--- Your instructions ---
Copy the data exactly; pictures stay out of the copy.

Figure record extracts:
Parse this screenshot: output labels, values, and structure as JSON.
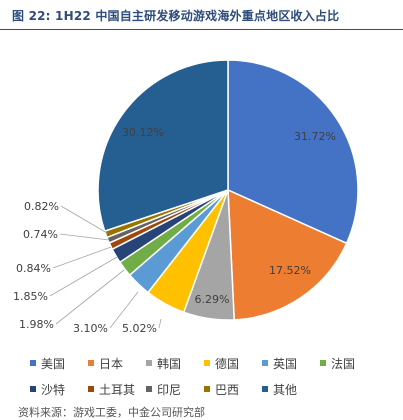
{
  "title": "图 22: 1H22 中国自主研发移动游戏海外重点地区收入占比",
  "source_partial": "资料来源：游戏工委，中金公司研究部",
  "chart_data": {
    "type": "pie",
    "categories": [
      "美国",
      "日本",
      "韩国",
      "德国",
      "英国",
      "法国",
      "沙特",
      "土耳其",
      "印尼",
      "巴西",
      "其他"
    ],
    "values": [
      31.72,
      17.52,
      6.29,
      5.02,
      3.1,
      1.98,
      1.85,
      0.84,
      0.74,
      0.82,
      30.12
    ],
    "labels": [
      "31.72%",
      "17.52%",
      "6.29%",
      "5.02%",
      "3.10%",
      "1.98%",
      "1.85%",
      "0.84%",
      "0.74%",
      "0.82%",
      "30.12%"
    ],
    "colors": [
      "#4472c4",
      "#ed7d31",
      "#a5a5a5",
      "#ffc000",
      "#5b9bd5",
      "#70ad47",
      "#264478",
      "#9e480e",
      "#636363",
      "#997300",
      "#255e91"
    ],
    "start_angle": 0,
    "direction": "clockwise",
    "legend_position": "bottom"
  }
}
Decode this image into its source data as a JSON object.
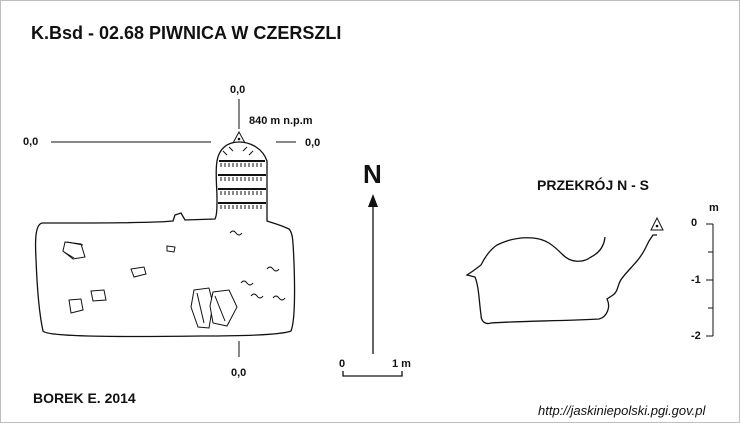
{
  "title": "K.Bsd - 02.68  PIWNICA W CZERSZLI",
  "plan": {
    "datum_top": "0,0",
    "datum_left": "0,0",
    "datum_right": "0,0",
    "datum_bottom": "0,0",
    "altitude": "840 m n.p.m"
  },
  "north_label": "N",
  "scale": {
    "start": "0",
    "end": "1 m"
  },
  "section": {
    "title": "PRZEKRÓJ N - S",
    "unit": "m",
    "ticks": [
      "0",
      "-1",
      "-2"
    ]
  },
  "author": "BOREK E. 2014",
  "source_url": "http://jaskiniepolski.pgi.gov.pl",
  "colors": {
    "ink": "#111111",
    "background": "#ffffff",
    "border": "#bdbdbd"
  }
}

--- Written solution ---
Parse this screenshot: output labels, values, and structure as JSON.
{
  "title": "图 22: 1H22 中国自主研发移动游戏海外重点地区收入占比",
  "source_partial": "资料来源：游戏工委，中金公司研究部",
  "chart_data": {
    "type": "pie",
    "categories": [
      "美国",
      "日本",
      "韩国",
      "德国",
      "英国",
      "法国",
      "沙特",
      "土耳其",
      "印尼",
      "巴西",
      "其他"
    ],
    "values": [
      31.72,
      17.52,
      6.29,
      5.02,
      3.1,
      1.98,
      1.85,
      0.84,
      0.74,
      0.82,
      30.12
    ],
    "labels": [
      "31.72%",
      "17.52%",
      "6.29%",
      "5.02%",
      "3.10%",
      "1.98%",
      "1.85%",
      "0.84%",
      "0.74%",
      "0.82%",
      "30.12%"
    ],
    "colors": [
      "#4472c4",
      "#ed7d31",
      "#a5a5a5",
      "#ffc000",
      "#5b9bd5",
      "#70ad47",
      "#264478",
      "#9e480e",
      "#636363",
      "#997300",
      "#255e91"
    ],
    "start_angle": 0,
    "direction": "clockwise",
    "legend_position": "bottom"
  }
}
Decode this image into its source data as a JSON object.
{
  "title": "K.Bsd - 02.68  PIWNICA W CZERSZLI",
  "plan": {
    "datum_top": "0,0",
    "datum_left": "0,0",
    "datum_right": "0,0",
    "datum_bottom": "0,0",
    "altitude": "840 m n.p.m"
  },
  "north_label": "N",
  "scale": {
    "start": "0",
    "end": "1 m"
  },
  "section": {
    "title": "PRZEKRÓJ N - S",
    "unit": "m",
    "ticks": [
      "0",
      "-1",
      "-2"
    ]
  },
  "author": "BOREK E. 2014",
  "source_url": "http://jaskiniepolski.pgi.gov.pl",
  "colors": {
    "ink": "#111111",
    "background": "#ffffff",
    "border": "#bdbdbd"
  }
}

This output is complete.